# GOAL:
Work out the number of lines in the listing that include the string "stack". Reply with that number alone.
┌────────
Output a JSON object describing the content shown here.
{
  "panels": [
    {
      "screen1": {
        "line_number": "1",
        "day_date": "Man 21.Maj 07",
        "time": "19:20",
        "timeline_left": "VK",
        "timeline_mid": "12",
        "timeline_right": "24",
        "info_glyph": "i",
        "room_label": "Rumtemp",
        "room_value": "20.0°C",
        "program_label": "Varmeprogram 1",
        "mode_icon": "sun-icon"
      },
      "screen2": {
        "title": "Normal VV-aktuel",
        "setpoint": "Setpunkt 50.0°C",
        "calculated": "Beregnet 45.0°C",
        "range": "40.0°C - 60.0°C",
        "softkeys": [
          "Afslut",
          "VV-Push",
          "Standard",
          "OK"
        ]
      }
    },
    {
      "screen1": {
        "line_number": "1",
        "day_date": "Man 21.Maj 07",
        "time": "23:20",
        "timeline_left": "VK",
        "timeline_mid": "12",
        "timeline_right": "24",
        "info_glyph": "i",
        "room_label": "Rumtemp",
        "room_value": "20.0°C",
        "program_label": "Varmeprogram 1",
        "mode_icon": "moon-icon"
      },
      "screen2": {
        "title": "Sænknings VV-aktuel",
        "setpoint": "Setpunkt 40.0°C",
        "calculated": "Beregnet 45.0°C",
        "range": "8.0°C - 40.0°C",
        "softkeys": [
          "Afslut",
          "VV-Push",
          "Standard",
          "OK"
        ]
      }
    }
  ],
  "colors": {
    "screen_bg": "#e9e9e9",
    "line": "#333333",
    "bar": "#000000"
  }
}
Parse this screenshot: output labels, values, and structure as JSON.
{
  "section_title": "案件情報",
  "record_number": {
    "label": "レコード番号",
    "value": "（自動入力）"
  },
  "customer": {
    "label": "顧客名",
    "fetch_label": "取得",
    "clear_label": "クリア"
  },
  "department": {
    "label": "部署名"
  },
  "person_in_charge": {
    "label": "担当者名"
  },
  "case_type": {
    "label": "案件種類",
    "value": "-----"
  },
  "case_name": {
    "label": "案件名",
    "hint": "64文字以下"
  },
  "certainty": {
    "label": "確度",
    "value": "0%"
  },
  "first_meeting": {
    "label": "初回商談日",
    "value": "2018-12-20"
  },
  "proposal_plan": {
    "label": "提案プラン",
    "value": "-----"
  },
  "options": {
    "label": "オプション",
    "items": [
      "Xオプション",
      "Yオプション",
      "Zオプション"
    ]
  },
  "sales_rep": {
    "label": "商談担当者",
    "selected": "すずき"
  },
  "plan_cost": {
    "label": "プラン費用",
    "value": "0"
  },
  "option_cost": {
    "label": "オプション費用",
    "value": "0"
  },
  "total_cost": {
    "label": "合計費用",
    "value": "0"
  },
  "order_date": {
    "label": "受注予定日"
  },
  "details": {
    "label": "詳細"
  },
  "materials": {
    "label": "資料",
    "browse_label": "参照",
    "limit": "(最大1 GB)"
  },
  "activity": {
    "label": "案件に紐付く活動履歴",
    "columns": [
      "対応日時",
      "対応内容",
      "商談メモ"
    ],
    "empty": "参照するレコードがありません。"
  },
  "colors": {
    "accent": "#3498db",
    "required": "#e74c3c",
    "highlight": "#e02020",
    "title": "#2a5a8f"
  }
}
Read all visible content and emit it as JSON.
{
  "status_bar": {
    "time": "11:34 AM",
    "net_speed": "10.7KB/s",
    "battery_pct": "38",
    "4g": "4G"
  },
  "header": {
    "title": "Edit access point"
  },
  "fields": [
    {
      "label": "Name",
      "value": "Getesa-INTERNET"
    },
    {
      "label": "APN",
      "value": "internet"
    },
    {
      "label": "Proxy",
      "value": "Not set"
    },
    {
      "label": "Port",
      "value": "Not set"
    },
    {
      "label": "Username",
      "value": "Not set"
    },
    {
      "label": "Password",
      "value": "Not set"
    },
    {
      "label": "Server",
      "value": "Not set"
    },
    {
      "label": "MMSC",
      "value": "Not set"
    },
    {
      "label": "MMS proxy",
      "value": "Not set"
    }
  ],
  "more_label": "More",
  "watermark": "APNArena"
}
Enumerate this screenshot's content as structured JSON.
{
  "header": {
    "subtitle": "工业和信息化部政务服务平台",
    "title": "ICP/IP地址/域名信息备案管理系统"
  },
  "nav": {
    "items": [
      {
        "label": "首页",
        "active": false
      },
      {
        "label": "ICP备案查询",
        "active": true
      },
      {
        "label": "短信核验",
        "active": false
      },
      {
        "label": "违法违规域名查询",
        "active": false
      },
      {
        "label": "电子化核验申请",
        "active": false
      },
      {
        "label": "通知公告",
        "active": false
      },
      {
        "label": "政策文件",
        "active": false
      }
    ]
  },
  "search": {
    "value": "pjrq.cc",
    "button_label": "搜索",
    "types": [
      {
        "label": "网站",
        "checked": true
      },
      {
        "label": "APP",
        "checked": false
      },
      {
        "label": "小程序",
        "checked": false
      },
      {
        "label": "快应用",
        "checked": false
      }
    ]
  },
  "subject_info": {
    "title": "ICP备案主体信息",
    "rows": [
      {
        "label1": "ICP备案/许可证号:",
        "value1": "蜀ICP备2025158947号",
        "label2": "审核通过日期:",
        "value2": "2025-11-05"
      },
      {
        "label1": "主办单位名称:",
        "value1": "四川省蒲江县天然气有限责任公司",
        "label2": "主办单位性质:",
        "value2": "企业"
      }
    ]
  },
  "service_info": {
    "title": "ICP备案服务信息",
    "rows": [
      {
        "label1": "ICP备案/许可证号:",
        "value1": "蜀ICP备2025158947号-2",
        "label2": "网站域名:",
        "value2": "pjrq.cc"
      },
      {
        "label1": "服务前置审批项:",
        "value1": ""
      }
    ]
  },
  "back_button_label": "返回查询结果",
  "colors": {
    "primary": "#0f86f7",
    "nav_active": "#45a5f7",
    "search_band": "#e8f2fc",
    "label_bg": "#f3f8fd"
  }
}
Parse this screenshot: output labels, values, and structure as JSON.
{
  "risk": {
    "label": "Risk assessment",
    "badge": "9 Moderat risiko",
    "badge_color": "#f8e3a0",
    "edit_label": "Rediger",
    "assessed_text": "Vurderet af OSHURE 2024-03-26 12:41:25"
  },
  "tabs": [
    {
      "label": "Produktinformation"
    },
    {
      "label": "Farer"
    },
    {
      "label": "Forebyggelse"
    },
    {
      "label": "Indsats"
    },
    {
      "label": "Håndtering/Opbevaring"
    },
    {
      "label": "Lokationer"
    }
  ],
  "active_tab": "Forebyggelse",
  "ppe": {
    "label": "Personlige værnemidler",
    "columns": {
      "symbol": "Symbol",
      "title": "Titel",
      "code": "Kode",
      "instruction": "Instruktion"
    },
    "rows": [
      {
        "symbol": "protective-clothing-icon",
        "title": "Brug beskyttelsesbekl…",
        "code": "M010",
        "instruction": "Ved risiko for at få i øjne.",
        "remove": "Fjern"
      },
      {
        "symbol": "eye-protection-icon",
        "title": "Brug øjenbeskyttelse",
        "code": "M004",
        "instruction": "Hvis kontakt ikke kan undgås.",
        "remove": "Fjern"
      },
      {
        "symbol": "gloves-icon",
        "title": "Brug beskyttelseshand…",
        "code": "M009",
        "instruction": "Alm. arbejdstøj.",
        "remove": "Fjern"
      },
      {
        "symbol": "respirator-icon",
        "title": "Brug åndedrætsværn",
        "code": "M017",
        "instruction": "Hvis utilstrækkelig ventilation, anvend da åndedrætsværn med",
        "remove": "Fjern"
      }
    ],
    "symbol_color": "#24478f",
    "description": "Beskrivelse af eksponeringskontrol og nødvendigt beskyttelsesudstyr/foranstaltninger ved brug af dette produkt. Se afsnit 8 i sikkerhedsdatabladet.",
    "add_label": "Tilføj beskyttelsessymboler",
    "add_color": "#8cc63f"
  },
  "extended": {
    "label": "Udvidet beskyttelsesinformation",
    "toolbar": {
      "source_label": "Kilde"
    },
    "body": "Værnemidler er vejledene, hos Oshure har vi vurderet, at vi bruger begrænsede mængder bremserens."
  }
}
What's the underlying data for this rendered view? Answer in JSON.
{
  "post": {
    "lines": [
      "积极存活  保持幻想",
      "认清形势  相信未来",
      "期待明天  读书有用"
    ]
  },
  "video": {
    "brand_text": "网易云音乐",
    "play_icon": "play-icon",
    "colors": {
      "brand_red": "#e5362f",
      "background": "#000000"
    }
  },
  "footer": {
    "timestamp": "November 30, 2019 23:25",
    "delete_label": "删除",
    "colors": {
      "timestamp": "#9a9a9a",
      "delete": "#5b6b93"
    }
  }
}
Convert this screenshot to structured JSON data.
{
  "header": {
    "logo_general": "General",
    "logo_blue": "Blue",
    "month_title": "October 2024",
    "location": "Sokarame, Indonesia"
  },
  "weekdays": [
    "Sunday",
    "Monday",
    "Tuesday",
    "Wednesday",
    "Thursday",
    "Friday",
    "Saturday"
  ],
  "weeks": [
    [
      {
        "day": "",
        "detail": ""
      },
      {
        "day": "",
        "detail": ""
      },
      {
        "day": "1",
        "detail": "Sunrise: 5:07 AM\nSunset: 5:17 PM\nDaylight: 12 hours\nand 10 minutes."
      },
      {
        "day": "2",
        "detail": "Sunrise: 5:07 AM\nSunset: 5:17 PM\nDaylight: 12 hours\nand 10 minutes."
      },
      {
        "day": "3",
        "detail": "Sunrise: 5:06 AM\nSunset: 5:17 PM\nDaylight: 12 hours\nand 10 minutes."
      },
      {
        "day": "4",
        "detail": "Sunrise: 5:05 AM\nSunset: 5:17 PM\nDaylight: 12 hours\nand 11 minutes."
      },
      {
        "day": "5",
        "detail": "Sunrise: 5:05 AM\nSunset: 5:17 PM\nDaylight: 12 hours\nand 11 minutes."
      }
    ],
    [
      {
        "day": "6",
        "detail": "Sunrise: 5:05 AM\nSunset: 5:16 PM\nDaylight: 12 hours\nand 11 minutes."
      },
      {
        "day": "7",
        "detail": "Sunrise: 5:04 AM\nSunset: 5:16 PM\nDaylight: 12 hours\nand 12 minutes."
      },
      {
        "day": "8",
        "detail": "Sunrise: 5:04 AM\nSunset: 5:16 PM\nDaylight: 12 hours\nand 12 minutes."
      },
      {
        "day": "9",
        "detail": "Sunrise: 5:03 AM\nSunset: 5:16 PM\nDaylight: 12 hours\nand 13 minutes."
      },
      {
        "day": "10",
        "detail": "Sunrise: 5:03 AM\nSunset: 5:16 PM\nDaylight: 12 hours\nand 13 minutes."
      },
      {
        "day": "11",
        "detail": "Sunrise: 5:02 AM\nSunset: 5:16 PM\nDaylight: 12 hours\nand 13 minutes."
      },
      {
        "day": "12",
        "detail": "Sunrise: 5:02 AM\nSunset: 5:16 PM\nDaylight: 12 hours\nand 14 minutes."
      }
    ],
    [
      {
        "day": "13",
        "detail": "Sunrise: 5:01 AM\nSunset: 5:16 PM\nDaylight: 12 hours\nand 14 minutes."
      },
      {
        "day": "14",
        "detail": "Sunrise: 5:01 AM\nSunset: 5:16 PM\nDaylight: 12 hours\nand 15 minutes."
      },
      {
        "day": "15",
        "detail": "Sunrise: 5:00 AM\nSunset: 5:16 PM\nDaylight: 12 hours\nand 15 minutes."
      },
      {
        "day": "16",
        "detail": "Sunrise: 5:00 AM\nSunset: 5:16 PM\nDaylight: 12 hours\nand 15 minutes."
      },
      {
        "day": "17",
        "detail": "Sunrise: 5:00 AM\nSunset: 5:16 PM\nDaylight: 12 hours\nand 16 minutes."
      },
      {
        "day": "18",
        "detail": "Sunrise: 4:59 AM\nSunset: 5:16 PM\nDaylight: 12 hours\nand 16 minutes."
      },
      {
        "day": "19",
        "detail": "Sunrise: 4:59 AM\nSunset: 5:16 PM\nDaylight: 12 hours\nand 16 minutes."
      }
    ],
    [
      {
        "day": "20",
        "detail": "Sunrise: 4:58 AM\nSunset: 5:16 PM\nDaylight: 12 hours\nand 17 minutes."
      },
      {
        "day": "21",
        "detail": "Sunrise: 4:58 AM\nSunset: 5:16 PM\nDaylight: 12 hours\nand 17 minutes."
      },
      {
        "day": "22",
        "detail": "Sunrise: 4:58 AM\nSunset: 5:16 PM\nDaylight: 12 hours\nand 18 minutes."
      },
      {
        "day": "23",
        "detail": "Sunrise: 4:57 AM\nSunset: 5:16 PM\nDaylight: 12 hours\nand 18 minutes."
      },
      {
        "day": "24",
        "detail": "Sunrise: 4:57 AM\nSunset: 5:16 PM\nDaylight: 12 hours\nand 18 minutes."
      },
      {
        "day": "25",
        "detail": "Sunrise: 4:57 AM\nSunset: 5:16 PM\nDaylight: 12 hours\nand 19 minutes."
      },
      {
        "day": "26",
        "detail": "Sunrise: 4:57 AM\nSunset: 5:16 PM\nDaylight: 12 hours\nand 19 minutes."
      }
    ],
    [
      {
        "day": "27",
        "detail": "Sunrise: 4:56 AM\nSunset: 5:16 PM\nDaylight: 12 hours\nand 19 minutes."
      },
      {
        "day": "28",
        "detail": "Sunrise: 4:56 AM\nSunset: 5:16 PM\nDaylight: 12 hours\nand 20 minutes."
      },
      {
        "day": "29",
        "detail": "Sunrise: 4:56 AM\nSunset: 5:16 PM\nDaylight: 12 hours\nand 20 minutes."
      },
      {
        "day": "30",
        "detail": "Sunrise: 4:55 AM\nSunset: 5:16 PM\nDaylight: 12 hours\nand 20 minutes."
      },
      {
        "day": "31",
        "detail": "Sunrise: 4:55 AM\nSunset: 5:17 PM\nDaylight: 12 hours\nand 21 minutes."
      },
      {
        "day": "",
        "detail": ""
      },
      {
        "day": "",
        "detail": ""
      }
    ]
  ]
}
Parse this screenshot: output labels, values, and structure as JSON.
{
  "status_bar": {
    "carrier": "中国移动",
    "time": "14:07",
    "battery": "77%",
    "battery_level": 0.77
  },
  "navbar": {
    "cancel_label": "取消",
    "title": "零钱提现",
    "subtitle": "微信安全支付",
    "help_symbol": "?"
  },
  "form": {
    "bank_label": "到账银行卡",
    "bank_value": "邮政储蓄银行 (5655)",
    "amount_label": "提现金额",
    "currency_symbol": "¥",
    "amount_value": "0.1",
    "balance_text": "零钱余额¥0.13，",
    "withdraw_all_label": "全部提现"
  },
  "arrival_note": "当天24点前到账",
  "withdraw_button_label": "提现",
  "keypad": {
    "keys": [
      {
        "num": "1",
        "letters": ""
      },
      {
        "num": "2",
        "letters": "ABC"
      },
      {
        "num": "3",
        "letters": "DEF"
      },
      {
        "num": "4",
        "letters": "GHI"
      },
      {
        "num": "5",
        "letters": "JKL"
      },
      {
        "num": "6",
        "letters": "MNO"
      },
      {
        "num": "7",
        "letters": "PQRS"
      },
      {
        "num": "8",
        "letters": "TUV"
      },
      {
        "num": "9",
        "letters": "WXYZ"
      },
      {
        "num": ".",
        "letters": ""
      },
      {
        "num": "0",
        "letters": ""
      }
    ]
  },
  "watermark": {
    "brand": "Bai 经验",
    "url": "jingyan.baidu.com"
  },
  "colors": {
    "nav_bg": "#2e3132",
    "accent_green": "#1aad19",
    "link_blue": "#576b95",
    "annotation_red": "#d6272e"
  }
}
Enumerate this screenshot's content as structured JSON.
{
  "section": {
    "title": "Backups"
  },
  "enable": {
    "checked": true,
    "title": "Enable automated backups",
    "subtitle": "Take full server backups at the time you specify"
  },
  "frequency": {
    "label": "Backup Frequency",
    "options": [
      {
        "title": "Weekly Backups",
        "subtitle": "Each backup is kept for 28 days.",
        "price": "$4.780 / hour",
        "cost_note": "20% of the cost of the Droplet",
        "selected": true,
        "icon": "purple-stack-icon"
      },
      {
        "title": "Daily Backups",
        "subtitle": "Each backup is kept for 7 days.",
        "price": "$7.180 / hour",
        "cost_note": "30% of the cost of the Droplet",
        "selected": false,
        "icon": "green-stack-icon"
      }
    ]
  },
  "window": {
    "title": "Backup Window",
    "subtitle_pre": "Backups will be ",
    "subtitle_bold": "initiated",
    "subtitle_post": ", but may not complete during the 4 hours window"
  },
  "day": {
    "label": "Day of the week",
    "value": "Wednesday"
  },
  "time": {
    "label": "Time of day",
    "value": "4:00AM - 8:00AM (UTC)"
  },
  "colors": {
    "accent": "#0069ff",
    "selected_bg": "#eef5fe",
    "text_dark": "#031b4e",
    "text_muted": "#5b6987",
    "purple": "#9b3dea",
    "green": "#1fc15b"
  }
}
└────────
# EXPECTED ANSWER:
2